Each line below should be reproduced without any alteration.

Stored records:
━━━━

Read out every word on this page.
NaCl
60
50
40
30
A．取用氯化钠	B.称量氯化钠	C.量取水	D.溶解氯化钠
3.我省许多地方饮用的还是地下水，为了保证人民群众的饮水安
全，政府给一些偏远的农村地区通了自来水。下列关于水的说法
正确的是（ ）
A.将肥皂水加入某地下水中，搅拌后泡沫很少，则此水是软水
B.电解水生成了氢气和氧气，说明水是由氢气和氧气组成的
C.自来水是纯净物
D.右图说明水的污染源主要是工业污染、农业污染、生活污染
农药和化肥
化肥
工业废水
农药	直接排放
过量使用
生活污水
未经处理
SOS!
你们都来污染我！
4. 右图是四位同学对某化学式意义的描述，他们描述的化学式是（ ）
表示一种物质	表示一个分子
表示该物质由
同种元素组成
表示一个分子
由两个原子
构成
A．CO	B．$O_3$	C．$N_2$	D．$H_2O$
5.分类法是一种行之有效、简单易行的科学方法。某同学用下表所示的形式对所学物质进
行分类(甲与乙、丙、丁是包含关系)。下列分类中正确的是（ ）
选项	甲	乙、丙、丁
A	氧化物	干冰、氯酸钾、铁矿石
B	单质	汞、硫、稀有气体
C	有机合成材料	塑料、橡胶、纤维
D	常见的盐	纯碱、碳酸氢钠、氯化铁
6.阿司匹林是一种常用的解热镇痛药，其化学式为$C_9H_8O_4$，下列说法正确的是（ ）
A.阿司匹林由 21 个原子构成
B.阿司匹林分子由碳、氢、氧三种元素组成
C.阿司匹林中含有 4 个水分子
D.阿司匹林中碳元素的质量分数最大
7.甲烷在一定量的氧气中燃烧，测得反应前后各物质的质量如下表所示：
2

━━━━

Task result:
Read out every word on this page.
NaCl
60
50
40
30
A．取用氯化钠	B.称量氯化钠	C.量取水	D.溶解氯化钠
3.我省许多地方饮用的还是地下水，为了保证人民群众的饮水安
全，政府给一些偏远的农村地区通了自来水。下列关于水的说法
正确的是（ ）
A.将肥皂水加入某地下水中，搅拌后泡沫很少，则此水是软水
B.电解水生成了氢气和氧气，说明水是由氢气和氧气组成的
C.自来水是纯净物
D.右图说明水的污染源主要是工业污染、农业污染、生活污染
农药和化肥
化肥
工业废水
农药	直接排放
过量使用
生活污水
未经处理
SOS!
你们都来污染我！
4. 右图是四位同学对某化学式意义的描述，他们描述的化学式是（ ）
表示一种物质	表示一个分子
表示该物质由
同种元素组成
表示一个分子
由两个原子
构成
A．CO	B．$O_3$	C．$N_2$	D．$H_2O$
5.分类法是一种行之有效、简单易行的科学方法。某同学用下表所示的形式对所学物质进
行分类(甲与乙、丙、丁是包含关系)。下列分类中正确的是（ ）
选项	甲	乙、丙、丁
A	氧化物	干冰、氯酸钾、铁矿石
B	单质	汞、硫、稀有气体
C	有机合成材料	塑料、橡胶、纤维
D	常见的盐	纯碱、碳酸氢钠、氯化铁
6.阿司匹林是一种常用的解热镇痛药，其化学式为$C_9H_8O_4$，下列说法正确的是（ ）
A.阿司匹林由 21 个原子构成
B.阿司匹林分子由碳、氢、氧三种元素组成
C.阿司匹林中含有 4 个水分子
D.阿司匹林中碳元素的质量分数最大
7.甲烷在一定量的氧气中燃烧，测得反应前后各物质的质量如下表所示：
2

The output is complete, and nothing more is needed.